Session Information
26 SES 07 A, Innovative Contributions to School and Classroom Development
Symposium
Contribution
This paper asks about attitudes of school leaders towards working with feedback from empirical school assessment studies. According to empirical research (Steffens, Heinrich & Dobbelstein, 2016), the optimal way for schools to work with empirical data is a systematic and continuous process incorporating three phases (Helmke, 2004): First, receiving and examining the data (phase of reception). Second, understanding aspects and connections in the data and link them to the school’s situation (phase of reflection) and third, developing scopes of action to increase school quality (phase of action). Recently researchers (Scharmer, 2009; Schreiner & Wiesner, 2016) broadened that continuous process to a cyclic understanding in which implemented actions affect the school’s work and thus also the next empirical feedback data and the (new) reflection thereof – a way of proflection. However, there is a consensus in literature about the correlation of a school’s willingness for data application as basis of quality development and the school’s attendance of innovation (i.e. Schildkamp & Visscher, 2010). For obtaining insides of school quality development, we consider school leaders attitudes’ towards empirical feedback in general and towards the three specific phases of working with empirical data. This is to overcome a prevailing lack in knowledge (Brauckmann, 2017, p. 21) about the way school leaders work with empirical based information (phases of reception and reflection) and incorporate them into practically relevant modes of school regulation (phase of action). In addition, our data yields information about unexplored dimensions and attitudes of school leaders according to their way of reflecting empirical data, as well as stimulating and debilitating factors of that reflection (i.e. Hattie & Timperley, 2007). The data and information are used to build theoretically grounded models.

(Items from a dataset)
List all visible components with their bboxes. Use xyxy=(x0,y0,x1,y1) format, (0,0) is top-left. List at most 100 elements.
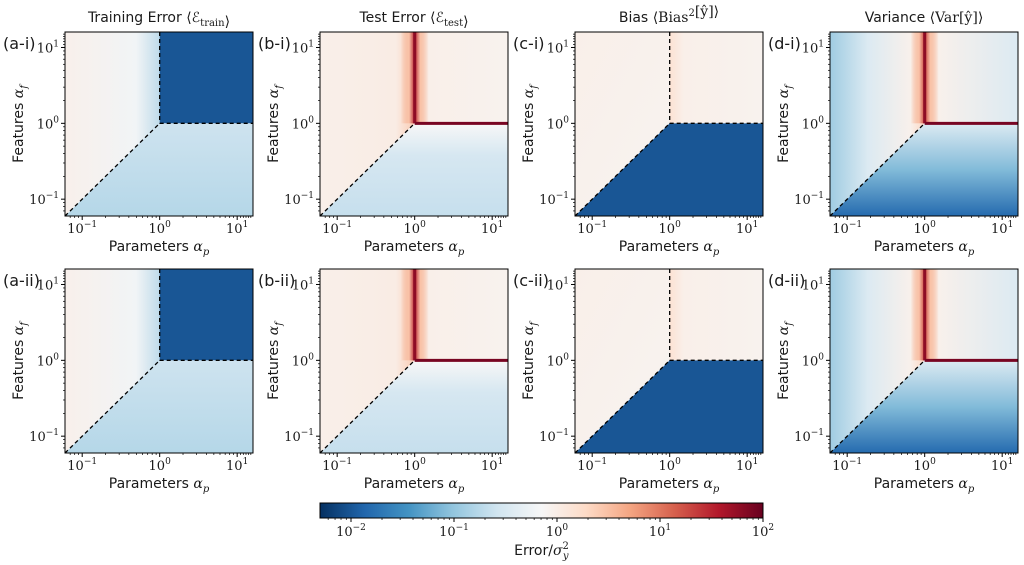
x-tick-label: 100 xyxy=(659,457,682,474)
y-tick-label: 10−1 xyxy=(284,428,314,445)
x-tick-label: 100 xyxy=(914,457,937,474)
colorbar-tick-label: 100 xyxy=(546,523,569,540)
x-tick-label: 10−1 xyxy=(577,457,607,474)
boundary-diagonal xyxy=(64,122,161,217)
boundary-diagonal xyxy=(574,122,671,217)
region-upper-left xyxy=(830,269,925,453)
region-upper-right xyxy=(669,32,763,124)
panel-frame xyxy=(829,31,1019,217)
heatmap-panel-a-i: 10−1 10−1 100 100 101 101 Parameters αp Feature… xyxy=(3,31,254,258)
heatmap-panel-a-ii: 10−1 10−1 100 100 101 101 Parameters αp Feature… xyxy=(3,268,254,495)
region-upper-right xyxy=(159,32,253,124)
x-tick-label: 10−1 xyxy=(322,457,352,474)
region-upper-left xyxy=(65,269,160,453)
boundary-diagonal xyxy=(829,359,926,454)
panel-label: (d-i) xyxy=(768,34,801,53)
panel-label: (b-ii) xyxy=(258,271,295,290)
x-tick-label: 10−1 xyxy=(67,457,97,474)
y-tick-label: 101 xyxy=(37,276,59,293)
panel-frame xyxy=(64,31,254,217)
column-title-bias: Bias ⟨Bias2[ŷ]⟩ xyxy=(619,3,719,26)
x-tick-label: 100 xyxy=(914,220,937,237)
panel-frame xyxy=(574,31,764,217)
x-tick-label: 100 xyxy=(404,220,427,237)
x-tick-label: 101 xyxy=(481,220,503,237)
region-upper-left xyxy=(575,32,670,216)
region-upper-left xyxy=(575,269,670,453)
region-lower xyxy=(320,360,508,453)
region-upper-right xyxy=(414,269,508,361)
heatmap-panel-c-i: 10−1 10−1 100 100 101 101 Parameters αp Feature… xyxy=(513,31,764,258)
y-tick-label: 101 xyxy=(547,39,569,56)
panel-label: (c-i) xyxy=(513,34,545,53)
y-tick-label: 100 xyxy=(37,352,60,369)
x-axis-label: Parameters αp xyxy=(109,239,210,258)
heatmap-panel-d-i: 10−1 10−1 100 100 101 101 Parameters αp Feature… xyxy=(768,31,1019,258)
panel-frame xyxy=(64,268,254,454)
region-upper-right xyxy=(414,32,508,124)
y-axis-label: Features αf xyxy=(266,83,285,163)
boundary-diagonal xyxy=(64,359,161,454)
y-tick-label: 101 xyxy=(802,39,824,56)
x-tick-label: 10−1 xyxy=(577,220,607,237)
heatmap-panel-b-i: 10−1 10−1 100 100 101 101 Parameters αp Feature… xyxy=(258,31,509,258)
heatmap-panel-c-ii: 10−1 10−1 100 100 101 101 Parameters αp Feature… xyxy=(513,268,764,495)
y-tick-label: 10−1 xyxy=(284,191,314,208)
x-tick-label: 101 xyxy=(226,220,248,237)
panel-label: (d-ii) xyxy=(768,271,805,290)
x-tick-label: 100 xyxy=(149,457,172,474)
x-tick-label: 101 xyxy=(226,457,248,474)
y-tick-label: 10−1 xyxy=(539,191,569,208)
boundary-diagonal xyxy=(574,359,671,454)
y-tick-label: 10−1 xyxy=(794,191,824,208)
colorbar-tick-label: 10−1 xyxy=(439,523,469,540)
x-axis-label: Parameters αp xyxy=(109,476,210,495)
column-title-train: Training Error ⟨ℰtrain⟩ xyxy=(87,10,230,30)
region-upper-left xyxy=(830,32,925,216)
x-tick-label: 101 xyxy=(481,457,503,474)
x-tick-label: 101 xyxy=(736,220,758,237)
region-upper-right xyxy=(924,269,1018,361)
y-tick-label: 10−1 xyxy=(29,428,59,445)
y-axis-label: Features αf xyxy=(521,320,540,400)
panel-label: (b-i) xyxy=(258,34,291,53)
x-axis-label: Parameters αp xyxy=(364,476,465,495)
region-lower xyxy=(320,123,508,216)
region-upper-right xyxy=(669,269,763,361)
region-lower xyxy=(65,123,253,216)
x-axis-label: Parameters αp xyxy=(364,239,465,258)
x-tick-label: 10−1 xyxy=(322,220,352,237)
y-axis-label: Features αf xyxy=(11,320,30,400)
y-tick-label: 100 xyxy=(547,115,570,132)
region-lower xyxy=(575,123,763,216)
x-axis-label: Parameters αp xyxy=(874,239,975,258)
panel-label: (a-i) xyxy=(3,34,36,53)
x-tick-label: 101 xyxy=(991,220,1013,237)
panel-label: (a-ii) xyxy=(3,271,40,290)
region-lower xyxy=(575,360,763,453)
colorbar-gradient xyxy=(319,502,764,519)
boundary-diagonal xyxy=(829,122,926,217)
y-tick-label: 10−1 xyxy=(539,428,569,445)
x-tick-label: 100 xyxy=(659,220,682,237)
y-axis-label: Features αf xyxy=(776,320,795,400)
x-axis-label: Parameters αp xyxy=(874,476,975,495)
y-tick-label: 100 xyxy=(547,352,570,369)
y-tick-label: 101 xyxy=(292,39,314,56)
y-axis-label: Features αf xyxy=(266,320,285,400)
y-tick-label: 100 xyxy=(802,115,825,132)
y-axis-label: Features αf xyxy=(11,83,30,163)
y-tick-label: 10−1 xyxy=(29,191,59,208)
boundary-diagonal xyxy=(319,359,416,454)
region-lower xyxy=(830,360,1018,453)
x-tick-label: 10−1 xyxy=(832,457,862,474)
y-tick-label: 100 xyxy=(37,115,60,132)
x-tick-label: 101 xyxy=(736,457,758,474)
colorbar-tick-label: 102 xyxy=(752,523,774,540)
panel-frame xyxy=(319,268,509,454)
y-axis-label: Features αf xyxy=(776,83,795,163)
y-tick-label: 101 xyxy=(547,276,569,293)
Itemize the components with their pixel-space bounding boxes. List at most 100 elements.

Your goal:
What are the three phases of working with empirical data named in the abstract on school leaders and empirical feedback? You won't need the listing for this.

Response to this exercise:
The phase of reception, the phase of reflection, and the phase of action.